__Exercise aim__: Word for word, reproduce each entry.

=== The input ===

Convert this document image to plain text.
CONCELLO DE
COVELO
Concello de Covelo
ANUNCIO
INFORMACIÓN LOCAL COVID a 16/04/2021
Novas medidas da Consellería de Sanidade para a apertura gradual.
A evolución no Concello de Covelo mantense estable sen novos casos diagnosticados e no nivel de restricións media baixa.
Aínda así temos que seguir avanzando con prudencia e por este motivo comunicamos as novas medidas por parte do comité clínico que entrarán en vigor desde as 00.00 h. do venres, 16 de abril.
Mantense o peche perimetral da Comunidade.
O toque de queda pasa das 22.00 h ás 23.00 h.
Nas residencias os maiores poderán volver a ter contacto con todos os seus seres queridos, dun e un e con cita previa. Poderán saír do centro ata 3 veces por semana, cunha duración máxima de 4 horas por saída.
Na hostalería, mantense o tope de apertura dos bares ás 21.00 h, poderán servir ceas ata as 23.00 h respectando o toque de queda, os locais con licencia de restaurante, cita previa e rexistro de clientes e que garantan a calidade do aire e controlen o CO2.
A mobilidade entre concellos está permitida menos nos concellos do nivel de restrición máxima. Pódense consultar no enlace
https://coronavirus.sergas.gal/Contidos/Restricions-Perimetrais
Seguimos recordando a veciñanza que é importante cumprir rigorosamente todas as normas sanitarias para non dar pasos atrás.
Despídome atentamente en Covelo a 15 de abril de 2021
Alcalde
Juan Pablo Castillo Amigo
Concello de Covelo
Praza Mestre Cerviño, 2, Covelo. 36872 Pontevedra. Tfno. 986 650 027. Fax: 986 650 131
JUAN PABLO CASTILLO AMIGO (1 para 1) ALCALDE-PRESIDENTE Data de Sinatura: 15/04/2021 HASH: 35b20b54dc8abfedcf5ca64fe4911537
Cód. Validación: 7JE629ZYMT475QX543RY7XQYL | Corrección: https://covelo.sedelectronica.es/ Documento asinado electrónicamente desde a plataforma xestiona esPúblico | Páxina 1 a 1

===

__Result below__:
Convert this document image to plain text.
CONCELLO DE
COVELO
Concello de Covelo
ANUNCIO
INFORMACIÓN LOCAL COVID a 16/04/2021
Novas medidas da Consellería de Sanidade para a apertura gradual.
A evolución no Concello de Covelo mantense estable sen novos casos diagnosticados e no nivel de restricións media baixa.
Aínda así temos que seguir avanzando con prudencia e por este motivo comunicamos as novas medidas por parte do comité clínico que entrarán en vigor desde as 00.00 h. do venres, 16 de abril.
Mantense o peche perimetral da Comunidade.
O toque de queda pasa das 22.00 h ás 23.00 h.
Nas residencias os maiores poderán volver a ter contacto con todos os seus seres queridos, dun e un e con cita previa. Poderán saír do centro ata 3 veces por semana, cunha duración máxima de 4 horas por saída.
Na hostalería, mantense o tope de apertura dos bares ás 21.00 h, poderán servir ceas ata as 23.00 h respectando o toque de queda, os locais con licencia de restaurante, cita previa e rexistro de clientes e que garantan a calidade do aire e controlen o CO2.
A mobilidade entre concellos está permitida menos nos concellos do nivel de restrición máxima. Pódense consultar no enlace
https://coronavirus.sergas.gal/Contidos/Restricions-Perimetrais
Seguimos recordando a veciñanza que é importante cumprir rigorosamente todas as normas sanitarias para non dar pasos atrás.
Despídome atentamente en Covelo a 15 de abril de 2021
Alcalde
Juan Pablo Castillo Amigo
Concello de Covelo
Praza Mestre Cerviño, 2, Covelo. 36872 Pontevedra. Tfno. 986 650 027. Fax: 986 650 131
JUAN PABLO CASTILLO AMIGO (1 para 1) ALCALDE-PRESIDENTE Data de Sinatura: 15/04/2021 HASH: 35b20b54dc8abfedcf5ca64fe4911537
Cód. Validación: 7JE629ZYMT475QX543RY7XQYL | Corrección: https://covelo.sedelectronica.es/ Documento asinado electrónicamente desde a plataforma xestiona esPúblico | Páxina 1 a 1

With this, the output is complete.